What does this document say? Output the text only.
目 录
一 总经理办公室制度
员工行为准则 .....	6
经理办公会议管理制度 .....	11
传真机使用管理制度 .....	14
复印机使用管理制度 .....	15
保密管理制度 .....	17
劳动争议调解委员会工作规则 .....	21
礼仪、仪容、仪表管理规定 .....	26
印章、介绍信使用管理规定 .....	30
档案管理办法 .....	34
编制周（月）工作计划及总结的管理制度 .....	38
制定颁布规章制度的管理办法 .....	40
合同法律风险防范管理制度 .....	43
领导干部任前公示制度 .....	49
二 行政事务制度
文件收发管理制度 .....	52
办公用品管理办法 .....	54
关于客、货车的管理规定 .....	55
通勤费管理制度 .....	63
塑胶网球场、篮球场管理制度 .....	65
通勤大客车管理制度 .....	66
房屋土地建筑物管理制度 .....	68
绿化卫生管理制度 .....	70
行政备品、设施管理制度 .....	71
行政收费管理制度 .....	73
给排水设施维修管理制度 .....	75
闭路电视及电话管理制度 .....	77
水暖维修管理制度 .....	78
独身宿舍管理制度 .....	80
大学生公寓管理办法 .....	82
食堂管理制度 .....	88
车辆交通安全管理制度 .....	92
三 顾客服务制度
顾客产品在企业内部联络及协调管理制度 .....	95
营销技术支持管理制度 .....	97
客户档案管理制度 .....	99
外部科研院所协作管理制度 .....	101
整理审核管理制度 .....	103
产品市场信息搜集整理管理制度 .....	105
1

**Job**
Extract the data exactly as given.

**In response**
What does this document say? Output the text only.
目 录
一 总经理办公室制度
员工行为准则 .....	6
经理办公会议管理制度 .....	11
传真机使用管理制度 .....	14
复印机使用管理制度 .....	15
保密管理制度 .....	17
劳动争议调解委员会工作规则 .....	21
礼仪、仪容、仪表管理规定 .....	26
印章、介绍信使用管理规定 .....	30
档案管理办法 .....	34
编制周（月）工作计划及总结的管理制度 .....	38
制定颁布规章制度的管理办法 .....	40
合同法律风险防范管理制度 .....	43
领导干部任前公示制度 .....	49
二 行政事务制度
文件收发管理制度 .....	52
办公用品管理办法 .....	54
关于客、货车的管理规定 .....	55
通勤费管理制度 .....	63
塑胶网球场、篮球场管理制度 .....	65
通勤大客车管理制度 .....	66
房屋土地建筑物管理制度 .....	68
绿化卫生管理制度 .....	70
行政备品、设施管理制度 .....	71
行政收费管理制度 .....	73
给排水设施维修管理制度 .....	75
闭路电视及电话管理制度 .....	77
水暖维修管理制度 .....	78
独身宿舍管理制度 .....	80
大学生公寓管理办法 .....	82
食堂管理制度 .....	88
车辆交通安全管理制度 .....	92
三 顾客服务制度
顾客产品在企业内部联络及协调管理制度 .....	95
营销技术支持管理制度 .....	97
客户档案管理制度 .....	99
外部科研院所协作管理制度 .....	101
整理审核管理制度 .....	103
产品市场信息搜集整理管理制度 .....	105
1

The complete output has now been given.